--- START The input ---

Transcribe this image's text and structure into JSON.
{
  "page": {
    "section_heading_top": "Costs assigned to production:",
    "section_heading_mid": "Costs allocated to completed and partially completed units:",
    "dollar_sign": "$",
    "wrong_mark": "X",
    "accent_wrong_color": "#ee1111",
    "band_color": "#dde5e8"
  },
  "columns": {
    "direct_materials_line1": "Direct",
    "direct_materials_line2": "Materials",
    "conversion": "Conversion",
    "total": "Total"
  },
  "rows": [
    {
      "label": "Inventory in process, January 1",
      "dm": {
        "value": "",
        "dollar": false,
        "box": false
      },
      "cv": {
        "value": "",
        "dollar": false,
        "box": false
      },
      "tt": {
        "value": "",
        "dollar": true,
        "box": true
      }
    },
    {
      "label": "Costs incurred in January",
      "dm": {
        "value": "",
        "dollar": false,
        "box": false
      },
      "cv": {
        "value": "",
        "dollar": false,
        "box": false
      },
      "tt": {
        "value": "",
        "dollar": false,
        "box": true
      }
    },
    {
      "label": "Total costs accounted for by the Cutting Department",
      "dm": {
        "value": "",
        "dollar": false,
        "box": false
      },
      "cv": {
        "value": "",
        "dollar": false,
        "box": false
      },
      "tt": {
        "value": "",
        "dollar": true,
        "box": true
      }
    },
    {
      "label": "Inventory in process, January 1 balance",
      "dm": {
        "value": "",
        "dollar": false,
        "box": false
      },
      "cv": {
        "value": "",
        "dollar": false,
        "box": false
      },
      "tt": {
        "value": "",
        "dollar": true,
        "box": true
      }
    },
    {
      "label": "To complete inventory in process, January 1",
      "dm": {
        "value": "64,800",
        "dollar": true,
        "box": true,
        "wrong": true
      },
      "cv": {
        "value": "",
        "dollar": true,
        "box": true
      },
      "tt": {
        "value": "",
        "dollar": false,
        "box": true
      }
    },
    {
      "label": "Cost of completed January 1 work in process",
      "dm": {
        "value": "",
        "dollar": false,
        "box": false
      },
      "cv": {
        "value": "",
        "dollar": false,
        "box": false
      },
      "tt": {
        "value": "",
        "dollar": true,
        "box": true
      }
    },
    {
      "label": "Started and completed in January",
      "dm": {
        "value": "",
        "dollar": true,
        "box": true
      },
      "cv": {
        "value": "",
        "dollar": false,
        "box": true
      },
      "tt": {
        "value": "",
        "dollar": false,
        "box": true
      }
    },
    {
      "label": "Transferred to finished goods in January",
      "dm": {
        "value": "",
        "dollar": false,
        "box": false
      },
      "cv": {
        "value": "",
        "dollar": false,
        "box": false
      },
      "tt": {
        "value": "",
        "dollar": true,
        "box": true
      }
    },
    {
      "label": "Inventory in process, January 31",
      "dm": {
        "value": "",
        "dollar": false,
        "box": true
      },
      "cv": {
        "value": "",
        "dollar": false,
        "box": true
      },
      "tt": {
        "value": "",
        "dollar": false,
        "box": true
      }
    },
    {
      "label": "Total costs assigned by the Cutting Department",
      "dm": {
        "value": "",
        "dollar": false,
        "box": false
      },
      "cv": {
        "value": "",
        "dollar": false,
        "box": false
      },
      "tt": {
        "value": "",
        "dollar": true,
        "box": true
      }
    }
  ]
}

--- END The input ---

Set down all of the data above, word for word.

→ **Answer to the problem**:
Transcribe this image's text and structure into JSON.
{
  "page": {
    "section_heading_top": "Costs assigned to production:",
    "section_heading_mid": "Costs allocated to completed and partially completed units:",
    "dollar_sign": "$",
    "wrong_mark": "X",
    "accent_wrong_color": "#ee1111",
    "band_color": "#dde5e8"
  },
  "columns": {
    "direct_materials_line1": "Direct",
    "direct_materials_line2": "Materials",
    "conversion": "Conversion",
    "total": "Total"
  },
  "rows": [
    {
      "label": "Inventory in process, January 1",
      "dm": {
        "value": "",
        "dollar": false,
        "box": false
      },
      "cv": {
        "value": "",
        "dollar": false,
        "box": false
      },
      "tt": {
        "value": "",
        "dollar": true,
        "box": true
      }
    },
    {
      "label": "Costs incurred in January",
      "dm": {
        "value": "",
        "dollar": false,
        "box": false
      },
      "cv": {
        "value": "",
        "dollar": false,
        "box": false
      },
      "tt": {
        "value": "",
        "dollar": false,
        "box": true
      }
    },
    {
      "label": "Total costs accounted for by the Cutting Department",
      "dm": {
        "value": "",
        "dollar": false,
        "box": false
      },
      "cv": {
        "value": "",
        "dollar": false,
        "box": false
      },
      "tt": {
        "value": "",
        "dollar": true,
        "box": true
      }
    },
    {
      "label": "Inventory in process, January 1 balance",
      "dm": {
        "value": "",
        "dollar": false,
        "box": false
      },
      "cv": {
        "value": "",
        "dollar": false,
        "box": false
      },
      "tt": {
        "value": "",
        "dollar": true,
        "box": true
      }
    },
    {
      "label": "To complete inventory in process, January 1",
      "dm": {
        "value": "64,800",
        "dollar": true,
        "box": true,
        "wrong": true
      },
      "cv": {
        "value": "",
        "dollar": true,
        "box": true
      },
      "tt": {
        "value": "",
        "dollar": false,
        "box": true
      }
    },
    {
      "label": "Cost of completed January 1 work in process",
      "dm": {
        "value": "",
        "dollar": false,
        "box": false
      },
      "cv": {
        "value": "",
        "dollar": false,
        "box": false
      },
      "tt": {
        "value": "",
        "dollar": true,
        "box": true
      }
    },
    {
      "label": "Started and completed in January",
      "dm": {
        "value": "",
        "dollar": true,
        "box": true
      },
      "cv": {
        "value": "",
        "dollar": false,
        "box": true
      },
      "tt": {
        "value": "",
        "dollar": false,
        "box": true
      }
    },
    {
      "label": "Transferred to finished goods in January",
      "dm": {
        "value": "",
        "dollar": false,
        "box": false
      },
      "cv": {
        "value": "",
        "dollar": false,
        "box": false
      },
      "tt": {
        "value": "",
        "dollar": true,
        "box": true
      }
    },
    {
      "label": "Inventory in process, January 31",
      "dm": {
        "value": "",
        "dollar": false,
        "box": true
      },
      "cv": {
        "value": "",
        "dollar": false,
        "box": true
      },
      "tt": {
        "value": "",
        "dollar": false,
        "box": true
      }
    },
    {
      "label": "Total costs assigned by the Cutting Department",
      "dm": {
        "value": "",
        "dollar": false,
        "box": false
      },
      "cv": {
        "value": "",
        "dollar": false,
        "box": false
      },
      "tt": {
        "value": "",
        "dollar": true,
        "box": true
      }
    }
  ]
}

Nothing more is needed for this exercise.